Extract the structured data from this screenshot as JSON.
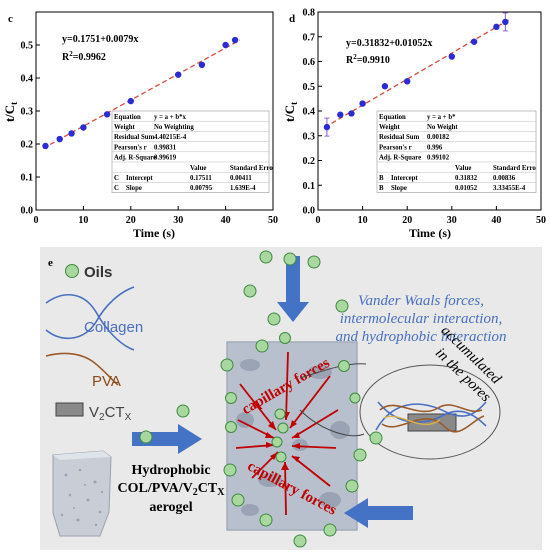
{
  "chart_data": [
    {
      "type": "scatter",
      "panel": "c",
      "title": "",
      "xlabel": "Time (s)",
      "ylabel": "t/Ct",
      "xlim": [
        0,
        50
      ],
      "ylim": [
        0,
        0.6
      ],
      "xticks": [
        "0",
        "10",
        "20",
        "30",
        "40",
        "50"
      ],
      "yticks": [
        "0.0",
        "0.1",
        "0.2",
        "0.3",
        "0.4",
        "0.5"
      ],
      "grid": false,
      "fit_line": {
        "intercept": 0.1751,
        "slope": 0.0079,
        "style": "dashed",
        "color": "#d84b3a"
      },
      "equation": "y=0.1751+0.0079x",
      "r2_prefix": "R",
      "r2_sup": "2",
      "r2_value": "=0.9962",
      "x": [
        2,
        5,
        7.5,
        10,
        15,
        20,
        30,
        35,
        40,
        42
      ],
      "y": [
        0.194,
        0.215,
        0.232,
        0.25,
        0.29,
        0.33,
        0.41,
        0.44,
        0.5,
        0.515
      ],
      "error_bars_on_points": [],
      "marker_color": "#2b2bd4",
      "stats_table": {
        "rows": [
          [
            "Equation",
            "y = a + b*x"
          ],
          [
            "Weight",
            "No Weighting"
          ],
          [
            "Residual Sum",
            "4.40215E-4"
          ],
          [
            "Pearson's r",
            "0.99831"
          ],
          [
            "Adj. R-Square",
            "0.99619"
          ]
        ],
        "coef_header": [
          "",
          "",
          "Value",
          "Standard Erro"
        ],
        "coef_rows": [
          [
            "C",
            "Intercept",
            "0.17511",
            "0.00411"
          ],
          [
            "C",
            "Slope",
            "0.00795",
            "1.639E-4"
          ]
        ]
      }
    },
    {
      "type": "scatter",
      "panel": "d",
      "title": "",
      "xlabel": "Time (s)",
      "ylabel": "t/Ct",
      "xlim": [
        0,
        50
      ],
      "ylim": [
        0,
        0.8
      ],
      "xticks": [
        "0",
        "10",
        "20",
        "30",
        "40",
        "50"
      ],
      "yticks": [
        "0.0",
        "0.1",
        "0.2",
        "0.3",
        "0.4",
        "0.5",
        "0.6",
        "0.7",
        "0.8"
      ],
      "grid": false,
      "fit_line": {
        "intercept": 0.31832,
        "slope": 0.01052,
        "style": "dashed",
        "color": "#d84b3a"
      },
      "equation": "y=0.31832+0.01052x",
      "r2_prefix": "R",
      "r2_sup": "2",
      "r2_value": "=0.9910",
      "x": [
        2,
        5,
        7.5,
        10,
        15,
        20,
        30,
        35,
        40,
        42
      ],
      "y": [
        0.335,
        0.385,
        0.39,
        0.43,
        0.5,
        0.52,
        0.62,
        0.68,
        0.74,
        0.76
      ],
      "error_bars_on_points": [
        0,
        9
      ],
      "marker_color": "#2b2bd4",
      "stats_table": {
        "rows": [
          [
            "Equation",
            "y = a + b*"
          ],
          [
            "Weight",
            "No Weight"
          ],
          [
            "Residual Sum",
            "0.00182"
          ],
          [
            "Pearson's r",
            "0.996"
          ],
          [
            "Adj. R-Square",
            "0.99102"
          ]
        ],
        "coef_header": [
          "",
          "",
          "Value",
          "Standard Erro"
        ],
        "coef_rows": [
          [
            "B",
            "Intercept",
            "0.31832",
            "0.00836"
          ],
          [
            "B",
            "Slope",
            "0.01052",
            "3.33455E-4"
          ]
        ]
      }
    }
  ],
  "panel_e": {
    "label": "e",
    "legend": {
      "oils": "Oils",
      "collagen": "Collagen",
      "pva": "PVA",
      "mxene_main": "V",
      "mxene_sub2": "2",
      "mxene_ct": "CT",
      "mxene_subx": "X"
    },
    "forces_text": [
      "Vander Waals forces,",
      "intermolecular interaction,",
      "and hydrophobic interaction"
    ],
    "capillary_label": "capillary forces",
    "accumulated_text": [
      "accumulated",
      "in the pores"
    ],
    "aerogel_caption": {
      "line1": "Hydrophobic",
      "line2_main": "COL/PVA/V",
      "line2_sub2": "2",
      "line2_ct": "CT",
      "line2_subx": "X",
      "line3": "aerogel"
    },
    "colors": {
      "oil_fill": "#a8d8a0",
      "oil_stroke": "#3f8a3f",
      "collagen": "#4a6fc0",
      "pva": "#9a5a2a",
      "arrow_blue": "#4472c4",
      "arrow_red": "#c00000",
      "forces_text": "#4a6fc0"
    }
  }
}
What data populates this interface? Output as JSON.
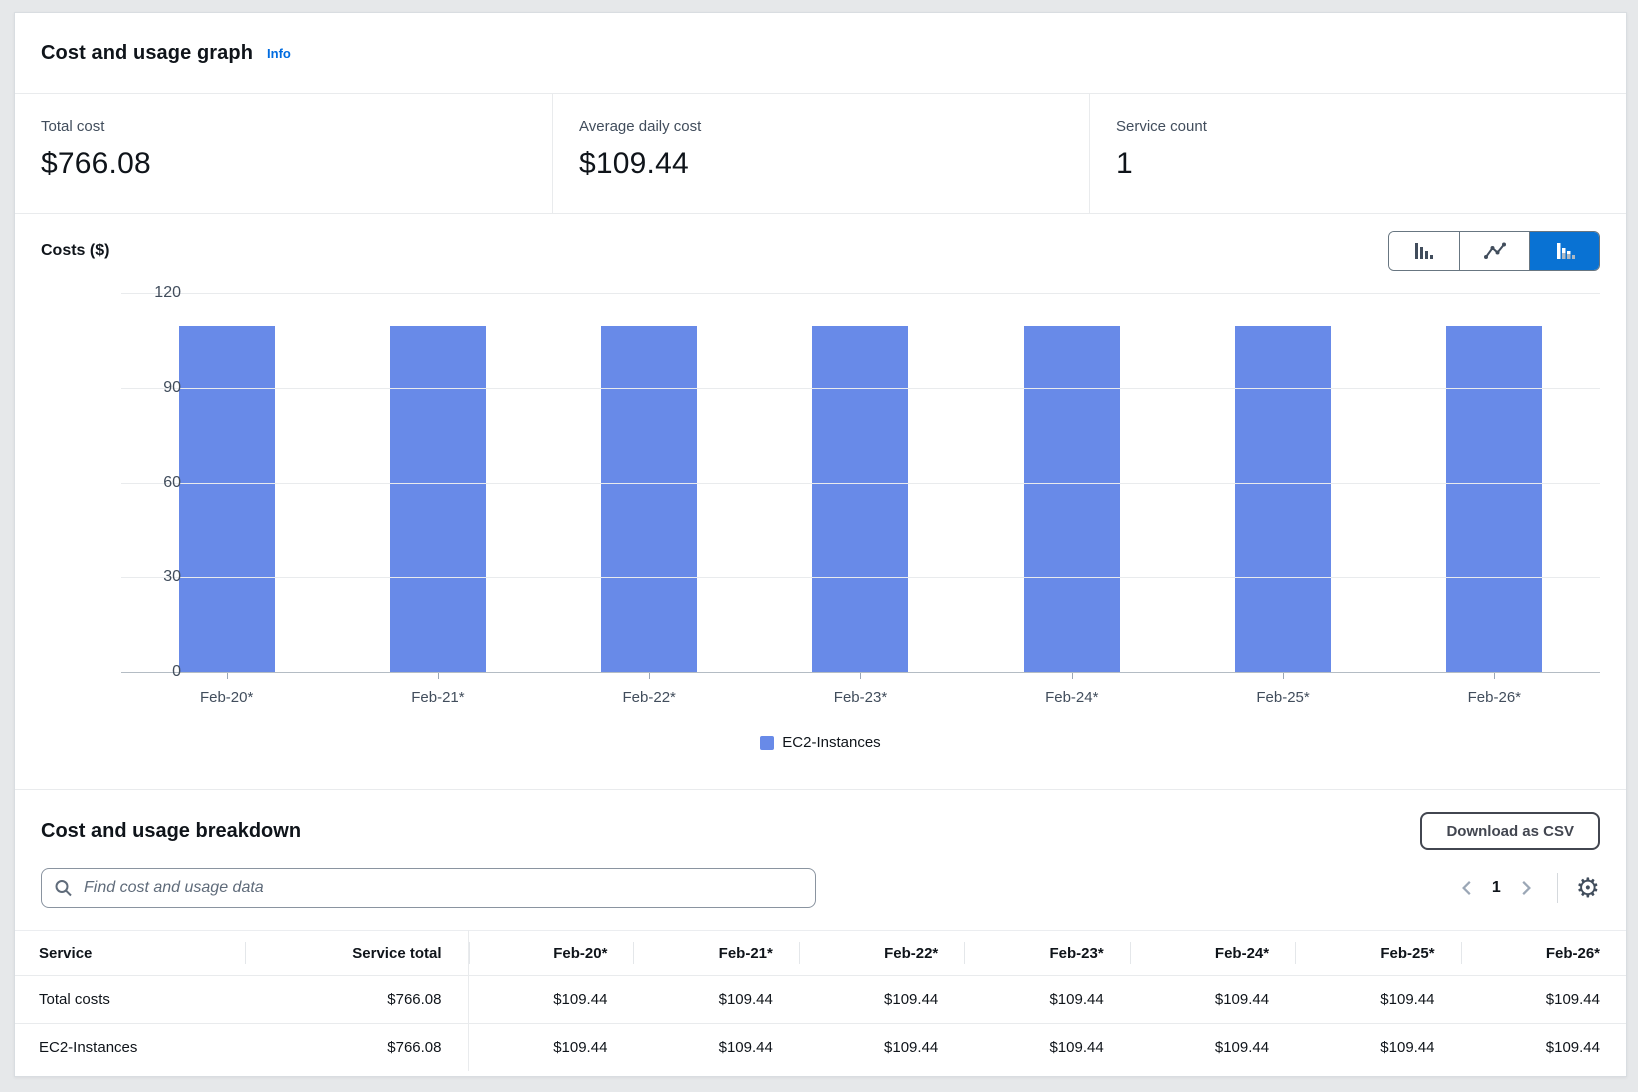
{
  "summary": {
    "title": "Cost and usage graph",
    "info_label": "Info",
    "stats": [
      {
        "label": "Total cost",
        "value": "$766.08"
      },
      {
        "label": "Average daily cost",
        "value": "$109.44"
      },
      {
        "label": "Service count",
        "value": "1"
      }
    ]
  },
  "chart_data": {
    "type": "bar",
    "title": "Costs ($)",
    "categories": [
      "Feb-20*",
      "Feb-21*",
      "Feb-22*",
      "Feb-23*",
      "Feb-24*",
      "Feb-25*",
      "Feb-26*"
    ],
    "series": [
      {
        "name": "EC2-Instances",
        "color": "#688AE8",
        "values": [
          109.44,
          109.44,
          109.44,
          109.44,
          109.44,
          109.44,
          109.44
        ]
      }
    ],
    "ylabel": "Costs ($)",
    "ylim": [
      0,
      120
    ],
    "yticks": [
      120,
      90,
      60,
      30,
      0
    ],
    "grid": true,
    "legend_position": "bottom"
  },
  "chart_toggle": {
    "options": [
      "bar-chart",
      "line-chart",
      "stacked-bar-chart"
    ],
    "selected": "stacked-bar-chart",
    "selected_color": "#0972d3"
  },
  "breakdown": {
    "title": "Cost and usage breakdown",
    "download_label": "Download as CSV",
    "search_placeholder": "Find cost and usage data",
    "pagination": {
      "current_page": "1"
    },
    "table": {
      "columns": [
        "Service",
        "Service total",
        "Feb-20*",
        "Feb-21*",
        "Feb-22*",
        "Feb-23*",
        "Feb-24*",
        "Feb-25*",
        "Feb-26*"
      ],
      "rows": [
        [
          "Total costs",
          "$766.08",
          "$109.44",
          "$109.44",
          "$109.44",
          "$109.44",
          "$109.44",
          "$109.44",
          "$109.44"
        ],
        [
          "EC2-Instances",
          "$766.08",
          "$109.44",
          "$109.44",
          "$109.44",
          "$109.44",
          "$109.44",
          "$109.44",
          "$109.44"
        ]
      ]
    }
  },
  "colors": {
    "bar_blue": "#688AE8",
    "accent_blue": "#0972d3",
    "link_blue": "#006ce0"
  }
}
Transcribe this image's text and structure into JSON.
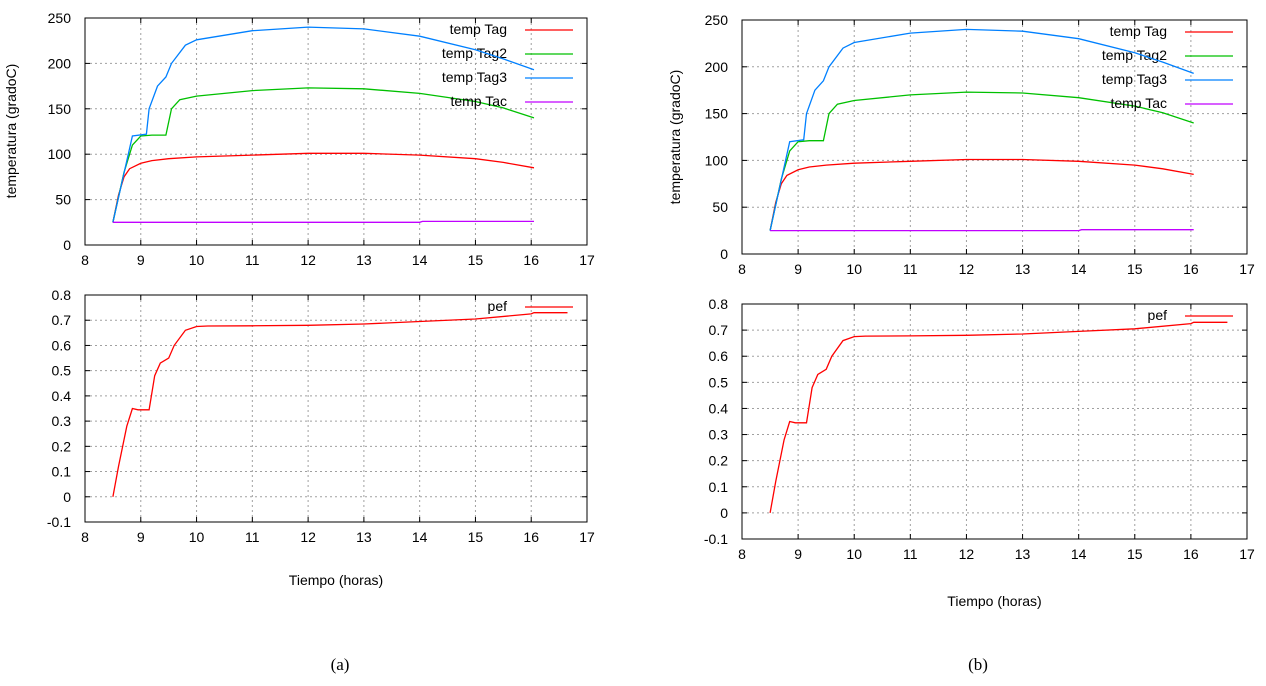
{
  "captions": [
    "(a)",
    "(b)"
  ],
  "colors": {
    "Tag": "#ff0000",
    "Tag2": "#00c000",
    "Tag3": "#0080ff",
    "Tac": "#c000ff",
    "pef": "#ff0000",
    "grid": "#a0a0a0"
  },
  "chart_data": [
    {
      "type": "line",
      "title": "",
      "xlabel": "",
      "ylabel": "temperatura (gradoC)",
      "xlim": [
        8,
        17
      ],
      "ylim": [
        0,
        250
      ],
      "xticks": [
        "8",
        "9",
        "10",
        "11",
        "12",
        "13",
        "14",
        "15",
        "16",
        "17"
      ],
      "yticks": [
        "0",
        "50",
        "100",
        "150",
        "200",
        "250"
      ],
      "grid": true,
      "legend_position": "top-right",
      "series": [
        {
          "name": "temp Tag",
          "color": "#ff0000",
          "x": [
            8.5,
            8.6,
            8.7,
            8.8,
            9.0,
            9.2,
            9.5,
            10.0,
            11.0,
            12.0,
            13.0,
            14.0,
            15.0,
            15.5,
            16.05
          ],
          "y": [
            25,
            55,
            75,
            84,
            90,
            93,
            95,
            97,
            99,
            101,
            101,
            99,
            95,
            91,
            85
          ]
        },
        {
          "name": "temp Tag2",
          "color": "#00c000",
          "x": [
            8.5,
            8.7,
            8.85,
            9.0,
            9.2,
            9.45,
            9.55,
            9.7,
            10.0,
            11.0,
            12.0,
            13.0,
            14.0,
            15.0,
            15.5,
            16.05
          ],
          "y": [
            25,
            80,
            110,
            120,
            121,
            121,
            150,
            160,
            164,
            170,
            173,
            172,
            167,
            158,
            151,
            140
          ]
        },
        {
          "name": "temp Tag3",
          "color": "#0080ff",
          "x": [
            8.5,
            8.85,
            9.1,
            9.15,
            9.3,
            9.45,
            9.55,
            9.8,
            10.0,
            11.0,
            12.0,
            13.0,
            14.0,
            15.0,
            15.5,
            16.05
          ],
          "y": [
            25,
            120,
            122,
            150,
            175,
            185,
            200,
            220,
            226,
            236,
            240,
            238,
            230,
            215,
            205,
            193
          ]
        },
        {
          "name": "temp Tac",
          "color": "#c000ff",
          "x": [
            8.5,
            14.0,
            14.05,
            16.05
          ],
          "y": [
            25,
            25,
            26,
            26
          ]
        }
      ]
    },
    {
      "type": "line",
      "title": "",
      "xlabel": "Tiempo (horas)",
      "ylabel": "",
      "xlim": [
        8,
        17
      ],
      "ylim": [
        -0.1,
        0.8
      ],
      "xticks": [
        "8",
        "9",
        "10",
        "11",
        "12",
        "13",
        "14",
        "15",
        "16",
        "17"
      ],
      "yticks": [
        "-0.1",
        "0",
        "0.1",
        "0.2",
        "0.3",
        "0.4",
        "0.5",
        "0.6",
        "0.7",
        "0.8"
      ],
      "grid": true,
      "legend_position": "top-right",
      "series": [
        {
          "name": "pef",
          "color": "#ff0000",
          "x": [
            8.5,
            8.6,
            8.75,
            8.85,
            8.95,
            9.15,
            9.25,
            9.35,
            9.5,
            9.6,
            9.8,
            10.0,
            10.2,
            11.0,
            12.0,
            13.0,
            14.0,
            15.0,
            16.0,
            16.05,
            16.65
          ],
          "y": [
            0.0,
            0.12,
            0.28,
            0.35,
            0.345,
            0.345,
            0.48,
            0.53,
            0.55,
            0.6,
            0.66,
            0.675,
            0.677,
            0.678,
            0.68,
            0.685,
            0.695,
            0.705,
            0.725,
            0.73,
            0.73
          ]
        }
      ]
    }
  ]
}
★ ★ ★ ★
GIVEN EXERCISE - Identify the lines in the entries that hold "name" and return each one.

FULL RESPONSE -
        "name": "EC2-Instances",
          "name": "temp Tag",
          "name": "temp Tag2",
          "name": "temp Tag3",
          "name": "temp Tac",
          "name": "pef",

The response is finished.